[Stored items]

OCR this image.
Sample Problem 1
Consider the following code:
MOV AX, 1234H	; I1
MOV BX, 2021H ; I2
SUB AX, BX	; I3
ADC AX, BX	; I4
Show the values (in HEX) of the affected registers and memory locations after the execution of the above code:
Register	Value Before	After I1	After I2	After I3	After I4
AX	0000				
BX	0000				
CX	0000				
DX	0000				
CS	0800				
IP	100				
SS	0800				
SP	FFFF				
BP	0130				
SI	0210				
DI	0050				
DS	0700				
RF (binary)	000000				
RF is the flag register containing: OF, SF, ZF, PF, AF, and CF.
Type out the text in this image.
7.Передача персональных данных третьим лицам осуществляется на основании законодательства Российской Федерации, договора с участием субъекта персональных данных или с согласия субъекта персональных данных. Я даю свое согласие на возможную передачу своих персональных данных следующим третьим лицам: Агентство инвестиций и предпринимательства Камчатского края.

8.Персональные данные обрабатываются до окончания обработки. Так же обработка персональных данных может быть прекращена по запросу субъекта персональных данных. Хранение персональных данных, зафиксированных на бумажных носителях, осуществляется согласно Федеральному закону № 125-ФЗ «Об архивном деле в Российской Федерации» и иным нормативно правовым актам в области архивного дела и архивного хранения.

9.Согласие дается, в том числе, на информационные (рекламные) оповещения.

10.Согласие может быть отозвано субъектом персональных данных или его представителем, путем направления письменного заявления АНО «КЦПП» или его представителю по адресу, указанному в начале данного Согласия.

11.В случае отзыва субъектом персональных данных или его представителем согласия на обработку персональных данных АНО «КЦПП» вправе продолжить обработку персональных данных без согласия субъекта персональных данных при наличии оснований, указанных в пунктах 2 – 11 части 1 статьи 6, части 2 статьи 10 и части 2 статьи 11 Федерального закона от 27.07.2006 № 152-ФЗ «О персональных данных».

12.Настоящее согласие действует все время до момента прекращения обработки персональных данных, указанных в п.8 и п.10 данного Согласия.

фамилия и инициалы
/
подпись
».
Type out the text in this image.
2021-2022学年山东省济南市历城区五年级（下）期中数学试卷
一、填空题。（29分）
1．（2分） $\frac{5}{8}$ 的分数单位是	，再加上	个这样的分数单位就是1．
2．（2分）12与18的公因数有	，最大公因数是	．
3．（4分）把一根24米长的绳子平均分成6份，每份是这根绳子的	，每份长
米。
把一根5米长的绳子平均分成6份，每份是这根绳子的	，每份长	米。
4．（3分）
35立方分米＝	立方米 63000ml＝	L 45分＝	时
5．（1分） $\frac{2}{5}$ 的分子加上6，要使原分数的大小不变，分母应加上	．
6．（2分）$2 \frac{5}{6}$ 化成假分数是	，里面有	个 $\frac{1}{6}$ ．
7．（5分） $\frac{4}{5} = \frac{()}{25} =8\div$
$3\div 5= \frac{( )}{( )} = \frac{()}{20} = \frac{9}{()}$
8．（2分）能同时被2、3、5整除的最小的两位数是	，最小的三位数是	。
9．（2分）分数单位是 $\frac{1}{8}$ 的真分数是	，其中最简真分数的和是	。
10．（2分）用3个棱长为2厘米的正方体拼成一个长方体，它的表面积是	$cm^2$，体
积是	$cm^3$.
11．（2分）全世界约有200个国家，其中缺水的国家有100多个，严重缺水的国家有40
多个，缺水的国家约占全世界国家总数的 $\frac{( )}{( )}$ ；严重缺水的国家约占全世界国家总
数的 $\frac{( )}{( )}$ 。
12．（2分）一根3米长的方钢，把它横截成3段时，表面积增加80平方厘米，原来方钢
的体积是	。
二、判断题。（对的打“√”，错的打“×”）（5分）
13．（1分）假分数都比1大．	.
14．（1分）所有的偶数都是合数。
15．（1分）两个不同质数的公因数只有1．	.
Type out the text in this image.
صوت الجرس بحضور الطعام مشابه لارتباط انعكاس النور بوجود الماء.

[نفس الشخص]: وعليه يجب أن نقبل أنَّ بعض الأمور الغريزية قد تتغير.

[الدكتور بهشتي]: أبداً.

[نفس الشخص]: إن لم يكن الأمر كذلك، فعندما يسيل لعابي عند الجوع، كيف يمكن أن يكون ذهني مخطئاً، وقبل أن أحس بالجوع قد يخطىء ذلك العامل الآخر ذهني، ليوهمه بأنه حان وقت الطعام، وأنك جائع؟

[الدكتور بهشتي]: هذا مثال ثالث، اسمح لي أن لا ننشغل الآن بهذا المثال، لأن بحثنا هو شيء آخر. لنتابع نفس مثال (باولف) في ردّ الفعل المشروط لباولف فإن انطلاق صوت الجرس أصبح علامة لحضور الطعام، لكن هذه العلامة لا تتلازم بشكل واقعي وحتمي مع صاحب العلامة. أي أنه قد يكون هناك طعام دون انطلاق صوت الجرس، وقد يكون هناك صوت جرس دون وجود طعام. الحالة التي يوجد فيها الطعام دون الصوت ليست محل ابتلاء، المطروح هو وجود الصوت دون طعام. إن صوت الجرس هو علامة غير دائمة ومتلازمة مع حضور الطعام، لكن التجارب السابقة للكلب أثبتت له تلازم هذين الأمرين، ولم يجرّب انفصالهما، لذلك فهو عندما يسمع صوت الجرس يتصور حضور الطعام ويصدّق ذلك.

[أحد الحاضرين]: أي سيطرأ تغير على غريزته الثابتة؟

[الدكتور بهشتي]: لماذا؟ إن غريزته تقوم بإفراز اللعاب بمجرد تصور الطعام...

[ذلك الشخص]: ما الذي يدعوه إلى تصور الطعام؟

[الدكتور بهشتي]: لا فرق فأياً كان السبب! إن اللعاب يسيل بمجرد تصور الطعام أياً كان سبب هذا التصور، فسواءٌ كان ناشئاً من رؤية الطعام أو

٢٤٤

* _WORK TO COMPLETE_
Write out all the entries exactly.

* _RIGHT ANSWER_
OCR this image.
Sample Problem 1
Consider the following code:
MOV AX, 1234H	; I1
MOV BX, 2021H ; I2
SUB AX, BX	; I3
ADC AX, BX	; I4
Show the values (in HEX) of the affected registers and memory locations after the execution of the above code:
Register	Value Before	After I1	After I2	After I3	After I4
AX	0000				
BX	0000				
CX	0000				
DX	0000				
CS	0800				
IP	100				
SS	0800				
SP	FFFF				
BP	0130				
SI	0210				
DI	0050				
DS	0700				
RF (binary)	000000				
RF is the flag register containing: OF, SF, ZF, PF, AF, and CF.
Type out the text in this image.
7.Передача персональных данных третьим лицам осуществляется на основании законодательства Российской Федерации, договора с участием субъекта персональных данных или с согласия субъекта персональных данных. Я даю свое согласие на возможную передачу своих персональных данных следующим третьим лицам: Агентство инвестиций и предпринимательства Камчатского края.

8.Персональные данные обрабатываются до окончания обработки. Так же обработка персональных данных может быть прекращена по запросу субъекта персональных данных. Хранение персональных данных, зафиксированных на бумажных носителях, осуществляется согласно Федеральному закону № 125-ФЗ «Об архивном деле в Российской Федерации» и иным нормативно правовым актам в области архивного дела и архивного хранения.

9.Согласие дается, в том числе, на информационные (рекламные) оповещения.

10.Согласие может быть отозвано субъектом персональных данных или его представителем, путем направления письменного заявления АНО «КЦПП» или его представителю по адресу, указанному в начале данного Согласия.

11.В случае отзыва субъектом персональных данных или его представителем согласия на обработку персональных данных АНО «КЦПП» вправе продолжить обработку персональных данных без согласия субъекта персональных данных при наличии оснований, указанных в пунктах 2 – 11 части 1 статьи 6, части 2 статьи 10 и части 2 статьи 11 Федерального закона от 27.07.2006 № 152-ФЗ «О персональных данных».

12.Настоящее согласие действует все время до момента прекращения обработки персональных данных, указанных в п.8 и п.10 данного Согласия.

фамилия и инициалы
/
подпись
».
Type out the text in this image.
2021-2022学年山东省济南市历城区五年级（下）期中数学试卷
一、填空题。（29分）
1．（2分） $\frac{5}{8}$ 的分数单位是	，再加上	个这样的分数单位就是1．
2．（2分）12与18的公因数有	，最大公因数是	．
3．（4分）把一根24米长的绳子平均分成6份，每份是这根绳子的	，每份长
米。
把一根5米长的绳子平均分成6份，每份是这根绳子的	，每份长	米。
4．（3分）
35立方分米＝	立方米 63000ml＝	L 45分＝	时
5．（1分） $\frac{2}{5}$ 的分子加上6，要使原分数的大小不变，分母应加上	．
6．（2分）$2 \frac{5}{6}$ 化成假分数是	，里面有	个 $\frac{1}{6}$ ．
7．（5分） $\frac{4}{5} = \frac{()}{25} =8\div$
$3\div 5= \frac{( )}{( )} = \frac{()}{20} = \frac{9}{()}$
8．（2分）能同时被2、3、5整除的最小的两位数是	，最小的三位数是	。
9．（2分）分数单位是 $\frac{1}{8}$ 的真分数是	，其中最简真分数的和是	。
10．（2分）用3个棱长为2厘米的正方体拼成一个长方体，它的表面积是	$cm^2$，体
积是	$cm^3$.
11．（2分）全世界约有200个国家，其中缺水的国家有100多个，严重缺水的国家有40
多个，缺水的国家约占全世界国家总数的 $\frac{( )}{( )}$ ；严重缺水的国家约占全世界国家总
数的 $\frac{( )}{( )}$ 。
12．（2分）一根3米长的方钢，把它横截成3段时，表面积增加80平方厘米，原来方钢
的体积是	。
二、判断题。（对的打“√”，错的打“×”）（5分）
13．（1分）假分数都比1大．	.
14．（1分）所有的偶数都是合数。
15．（1分）两个不同质数的公因数只有1．	.
Type out the text in this image.
صوت الجرس بحضور الطعام مشابه لارتباط انعكاس النور بوجود الماء.

[نفس الشخص]: وعليه يجب أن نقبل أنَّ بعض الأمور الغريزية قد تتغير.

[الدكتور بهشتي]: أبداً.

[نفس الشخص]: إن لم يكن الأمر كذلك، فعندما يسيل لعابي عند الجوع، كيف يمكن أن يكون ذهني مخطئاً، وقبل أن أحس بالجوع قد يخطىء ذلك العامل الآخر ذهني، ليوهمه بأنه حان وقت الطعام، وأنك جائع؟

[الدكتور بهشتي]: هذا مثال ثالث، اسمح لي أن لا ننشغل الآن بهذا المثال، لأن بحثنا هو شيء آخر. لنتابع نفس مثال (باولف) في ردّ الفعل المشروط لباولف فإن انطلاق صوت الجرس أصبح علامة لحضور الطعام، لكن هذه العلامة لا تتلازم بشكل واقعي وحتمي مع صاحب العلامة. أي أنه قد يكون هناك طعام دون انطلاق صوت الجرس، وقد يكون هناك صوت جرس دون وجود طعام. الحالة التي يوجد فيها الطعام دون الصوت ليست محل ابتلاء، المطروح هو وجود الصوت دون طعام. إن صوت الجرس هو علامة غير دائمة ومتلازمة مع حضور الطعام، لكن التجارب السابقة للكلب أثبتت له تلازم هذين الأمرين، ولم يجرّب انفصالهما، لذلك فهو عندما يسمع صوت الجرس يتصور حضور الطعام ويصدّق ذلك.

[أحد الحاضرين]: أي سيطرأ تغير على غريزته الثابتة؟

[الدكتور بهشتي]: لماذا؟ إن غريزته تقوم بإفراز اللعاب بمجرد تصور الطعام...

[ذلك الشخص]: ما الذي يدعوه إلى تصور الطعام؟

[الدكتور بهشتي]: لا فرق فأياً كان السبب! إن اللعاب يسيل بمجرد تصور الطعام أياً كان سبب هذا التصور، فسواءٌ كان ناشئاً من رؤية الطعام أو

٢٤٤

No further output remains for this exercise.